Excerpted data:

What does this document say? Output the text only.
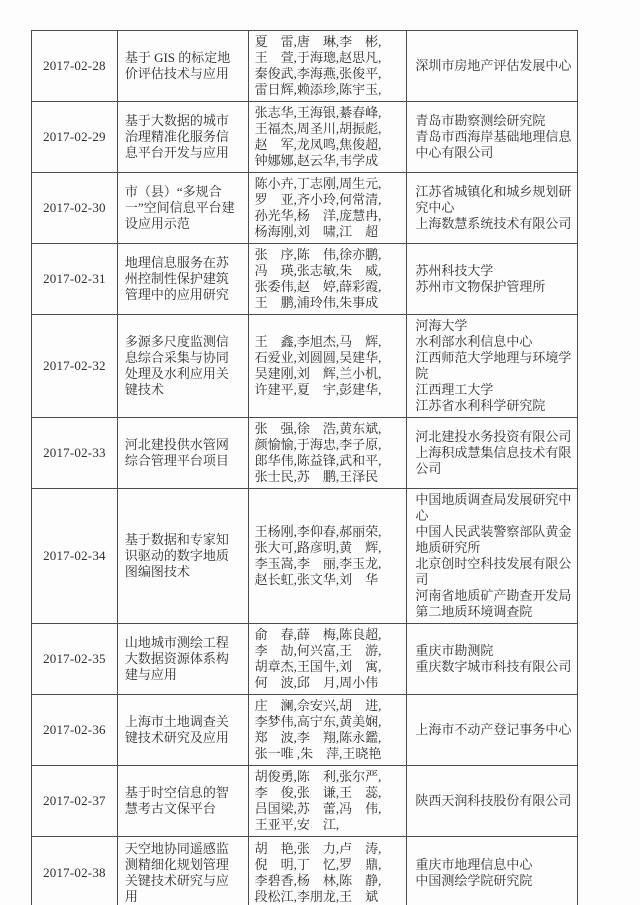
2017-02-28
基于 GIS 的标定地价评估技术与应用
夏　雷,唐　琳,李　彬,
王　萱,于海璁,赵思凡,
秦俊武,李海燕,张俊平,
雷日辉,赖添珍,陈宇玉,
深圳市房地产评估发展中心
2017-02-29
基于大数据的城市治理精准化服务信息平台开发与应用
张志华,王海银,綦春峰,
王福杰,周圣川,胡振彪,
赵　军,龙凤鸣,焦俊超,
钟娜娜,赵云华,韦学成
青岛市勘察测绘研究院
青岛市西海岸基础地理信息中心有限公司
2017-02-30
市（县）“多规合一”空间信息平台建设应用示范
陈小卉,丁志刚,周生元,
罗　亚,齐小玲,何常清,
孙光华,杨　洋,庞慧冉,
杨海刚,刘　啸,江　超
江苏省城镇化和城乡规划研究中心
上海数慧系统技术有限公司
2017-02-31
地理信息服务在苏州控制性保护建筑管理中的应用研究
张　序,陈　伟,徐亦鹏,
冯　瑛,张志敏,朱　威,
张委伟,赵　婷,薛彩霞,
王　鹏,浦玲伟,朱事成
苏州科技大学
苏州市文物保护管理所
2017-02-32
多源多尺度监测信息综合采集与协同处理及水利应用关键技术
王　鑫,李旭杰,马　辉,
石爱业,刘圆圆,吴建华,
吴建刚,刘　辉,兰小机,
许建平,夏　宇,彭建华,
河海大学
水利部水利信息中心
江西师范大学地理与环境学院
江西理工大学
江苏省水利科学研究院
2017-02-33
河北建投供水管网综合管理平台项目
张　强,徐　浩,黄东斌,
颜愉愉,于海忠,李子原,
郎华伟,陈益锋,武和平,
张士民,苏　鹏,王泽民
河北建投水务投资有限公司
上海积成慧集信息技术有限公司
2017-02-34
基于数据和专家知识驱动的数字地质图编图技术
王杨刚,李仰春,郝丽荣,
张大可,路彦明,黄　辉,
李玉嵩,李　丽,李玉龙,
赵长虹,张文华,刘　华
中国地质调查局发展研究中心
中国人民武装警察部队黄金地质研究所
北京创时空科技发展有限公司
河南省地质矿产勘查开发局第二地质环境调查院
2017-02-35
山地城市测绘工程大数据资源体系构建与应用
俞　春,薛　梅,陈良超,
李　劼,何兴富,王　游,
胡章杰,王国牛,刘　寓,
何　波,邱　月,周小伟
重庆市勘测院
重庆数字城市科技有限公司
2017-02-36
上海市土地调查关键技术研究及应用
庄　澜,佘安兴,胡　进,
李梦伟,高宁东,黄美娴,
郑　波,李　翔,陈永鑑,
张一唯 ,朱　萍,王晓艳
上海市不动产登记事务中心
2017-02-37
基于时空信息的智慧考古文保平台
胡俊勇,陈　利,张尔严,
李　俊,张　谦,王　蕊,
吕国梁,苏　蕾,冯　伟,
王亚平,安　江,
陕西天润科技股份有限公司
2017-02-38
天空地协同遥感监测精细化规划管理关键技术研究与应用
胡　艳,张　力,卢　涛,
倪　明,丁　忆,罗　鼎,
李碧香,杨　林,陈　静,
段松江,李朋龙,王　斌
重庆市地理信息中心
中国测绘学院研究院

What the exercise asks: Transcribe every entry above exactly. Omit all pictures.

Expected answer:
What does this document say? Output the text only.
2017-02-28
基于 GIS 的标定地价评估技术与应用
夏　雷,唐　琳,李　彬,
王　萱,于海璁,赵思凡,
秦俊武,李海燕,张俊平,
雷日辉,赖添珍,陈宇玉,
深圳市房地产评估发展中心
2017-02-29
基于大数据的城市治理精准化服务信息平台开发与应用
张志华,王海银,綦春峰,
王福杰,周圣川,胡振彪,
赵　军,龙凤鸣,焦俊超,
钟娜娜,赵云华,韦学成
青岛市勘察测绘研究院
青岛市西海岸基础地理信息中心有限公司
2017-02-30
市（县）“多规合一”空间信息平台建设应用示范
陈小卉,丁志刚,周生元,
罗　亚,齐小玲,何常清,
孙光华,杨　洋,庞慧冉,
杨海刚,刘　啸,江　超
江苏省城镇化和城乡规划研究中心
上海数慧系统技术有限公司
2017-02-31
地理信息服务在苏州控制性保护建筑管理中的应用研究
张　序,陈　伟,徐亦鹏,
冯　瑛,张志敏,朱　威,
张委伟,赵　婷,薛彩霞,
王　鹏,浦玲伟,朱事成
苏州科技大学
苏州市文物保护管理所
2017-02-32
多源多尺度监测信息综合采集与协同处理及水利应用关键技术
王　鑫,李旭杰,马　辉,
石爱业,刘圆圆,吴建华,
吴建刚,刘　辉,兰小机,
许建平,夏　宇,彭建华,
河海大学
水利部水利信息中心
江西师范大学地理与环境学院
江西理工大学
江苏省水利科学研究院
2017-02-33
河北建投供水管网综合管理平台项目
张　强,徐　浩,黄东斌,
颜愉愉,于海忠,李子原,
郎华伟,陈益锋,武和平,
张士民,苏　鹏,王泽民
河北建投水务投资有限公司
上海积成慧集信息技术有限公司
2017-02-34
基于数据和专家知识驱动的数字地质图编图技术
王杨刚,李仰春,郝丽荣,
张大可,路彦明,黄　辉,
李玉嵩,李　丽,李玉龙,
赵长虹,张文华,刘　华
中国地质调查局发展研究中心
中国人民武装警察部队黄金地质研究所
北京创时空科技发展有限公司
河南省地质矿产勘查开发局第二地质环境调查院
2017-02-35
山地城市测绘工程大数据资源体系构建与应用
俞　春,薛　梅,陈良超,
李　劼,何兴富,王　游,
胡章杰,王国牛,刘　寓,
何　波,邱　月,周小伟
重庆市勘测院
重庆数字城市科技有限公司
2017-02-36
上海市土地调查关键技术研究及应用
庄　澜,佘安兴,胡　进,
李梦伟,高宁东,黄美娴,
郑　波,李　翔,陈永鑑,
张一唯 ,朱　萍,王晓艳
上海市不动产登记事务中心
2017-02-37
基于时空信息的智慧考古文保平台
胡俊勇,陈　利,张尔严,
李　俊,张　谦,王　蕊,
吕国梁,苏　蕾,冯　伟,
王亚平,安　江,
陕西天润科技股份有限公司
2017-02-38
天空地协同遥感监测精细化规划管理关键技术研究与应用
胡　艳,张　力,卢　涛,
倪　明,丁　忆,罗　鼎,
李碧香,杨　林,陈　静,
段松江,李朋龙,王　斌
重庆市地理信息中心
中国测绘学院研究院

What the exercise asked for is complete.